__Aim__:
Can you transcribe every line exactly and leave the pictures behind?

__Given records__:
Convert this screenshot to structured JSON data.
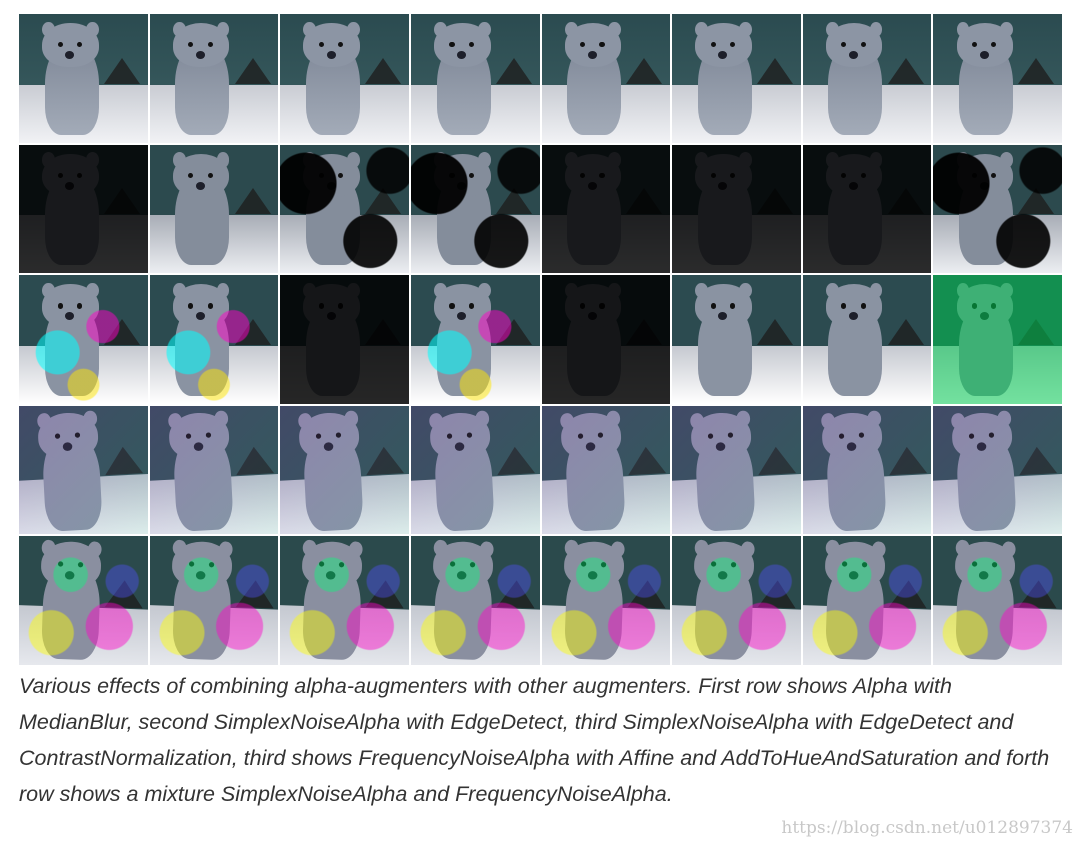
{
  "figure": {
    "rows": 5,
    "columns": 8,
    "subject_icon": "quokka-photo"
  },
  "caption": "Various effects of combining alpha-augmenters with other augmenters. First row shows Alpha with MedianBlur, second SimplexNoiseAlpha with EdgeDetect, third SimplexNoiseAlpha with EdgeDetect and ContrastNormalization, third shows FrequencyNoiseAlpha with Affine and AddToHueAndSaturation and forth row shows a mixture SimplexNoiseAlpha and FrequencyNoiseAlpha.",
  "watermark": "https://blog.csdn.net/u012897374"
}
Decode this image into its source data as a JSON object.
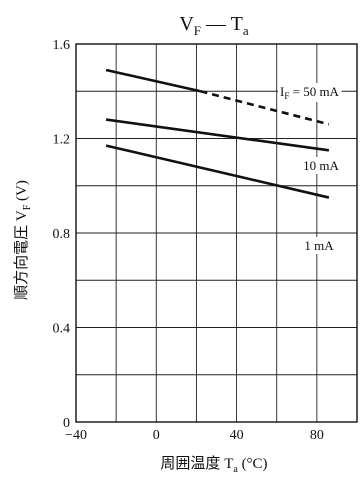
{
  "chart_data": {
    "type": "line",
    "title_main": "V",
    "title_main_sub": "F",
    "title_sep": " — ",
    "title_second": "T",
    "title_second_sub": "a",
    "xlabel_text": "周囲温度 ",
    "xlabel_sym": "T",
    "xlabel_sub": "a",
    "xlabel_unit": " (°C)",
    "ylabel_text": "順方向電圧 ",
    "ylabel_sym": "V",
    "ylabel_sub": "F",
    "ylabel_unit": " (V)",
    "xlim": [
      -40,
      100
    ],
    "ylim": [
      0,
      1.6
    ],
    "xticks": [
      -40,
      0,
      40,
      80
    ],
    "xtick_labels": [
      "−40",
      "0",
      "40",
      "80"
    ],
    "yticks": [
      0,
      0.4,
      0.8,
      1.2,
      1.6
    ],
    "ytick_labels": [
      "0",
      "0.4",
      "0.8",
      "1.2",
      "1.6"
    ],
    "x_grid_step": 20,
    "y_grid_step": 0.2,
    "grid": true,
    "series": [
      {
        "name": "I_F = 50 mA",
        "label_prefix": "I",
        "label_sub": "F",
        "label_rest": " = 50 mA",
        "segments": [
          {
            "style": "solid",
            "x": [
              -25,
              22
            ],
            "y": [
              1.49,
              1.4
            ]
          },
          {
            "style": "dashed",
            "x": [
              22,
              86
            ],
            "y": [
              1.4,
              1.26
            ]
          }
        ]
      },
      {
        "name": "10 mA",
        "label": "10 mA",
        "segments": [
          {
            "style": "solid",
            "x": [
              -25,
              86
            ],
            "y": [
              1.28,
              1.15
            ]
          }
        ]
      },
      {
        "name": "1 mA",
        "label": "1 mA",
        "segments": [
          {
            "style": "solid",
            "x": [
              -25,
              86
            ],
            "y": [
              1.17,
              0.95
            ]
          }
        ]
      }
    ]
  }
}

__Output below__:
Convert this screenshot to structured JSON data.
{
  "figure": {
    "rows": 5,
    "columns": 8,
    "subject_icon": "quokka-photo"
  },
  "caption": "Various effects of combining alpha-augmenters with other augmenters. First row shows Alpha with MedianBlur, second SimplexNoiseAlpha with EdgeDetect, third SimplexNoiseAlpha with EdgeDetect and ContrastNormalization, third shows FrequencyNoiseAlpha with Affine and AddToHueAndSaturation and forth row shows a mixture SimplexNoiseAlpha and FrequencyNoiseAlpha.",
  "watermark": "https://blog.csdn.net/u012897374"
}
Decode this image into its source data as a JSON object.
{
  "chart_data": {
    "type": "line",
    "title_main": "V",
    "title_main_sub": "F",
    "title_sep": " — ",
    "title_second": "T",
    "title_second_sub": "a",
    "xlabel_text": "周囲温度 ",
    "xlabel_sym": "T",
    "xlabel_sub": "a",
    "xlabel_unit": " (°C)",
    "ylabel_text": "順方向電圧 ",
    "ylabel_sym": "V",
    "ylabel_sub": "F",
    "ylabel_unit": " (V)",
    "xlim": [
      -40,
      100
    ],
    "ylim": [
      0,
      1.6
    ],
    "xticks": [
      -40,
      0,
      40,
      80
    ],
    "xtick_labels": [
      "−40",
      "0",
      "40",
      "80"
    ],
    "yticks": [
      0,
      0.4,
      0.8,
      1.2,
      1.6
    ],
    "ytick_labels": [
      "0",
      "0.4",
      "0.8",
      "1.2",
      "1.6"
    ],
    "x_grid_step": 20,
    "y_grid_step": 0.2,
    "grid": true,
    "series": [
      {
        "name": "I_F = 50 mA",
        "label_prefix": "I",
        "label_sub": "F",
        "label_rest": " = 50 mA",
        "segments": [
          {
            "style": "solid",
            "x": [
              -25,
              22
            ],
            "y": [
              1.49,
              1.4
            ]
          },
          {
            "style": "dashed",
            "x": [
              22,
              86
            ],
            "y": [
              1.4,
              1.26
            ]
          }
        ]
      },
      {
        "name": "10 mA",
        "label": "10 mA",
        "segments": [
          {
            "style": "solid",
            "x": [
              -25,
              86
            ],
            "y": [
              1.28,
              1.15
            ]
          }
        ]
      },
      {
        "name": "1 mA",
        "label": "1 mA",
        "segments": [
          {
            "style": "solid",
            "x": [
              -25,
              86
            ],
            "y": [
              1.17,
              0.95
            ]
          }
        ]
      }
    ]
  }
}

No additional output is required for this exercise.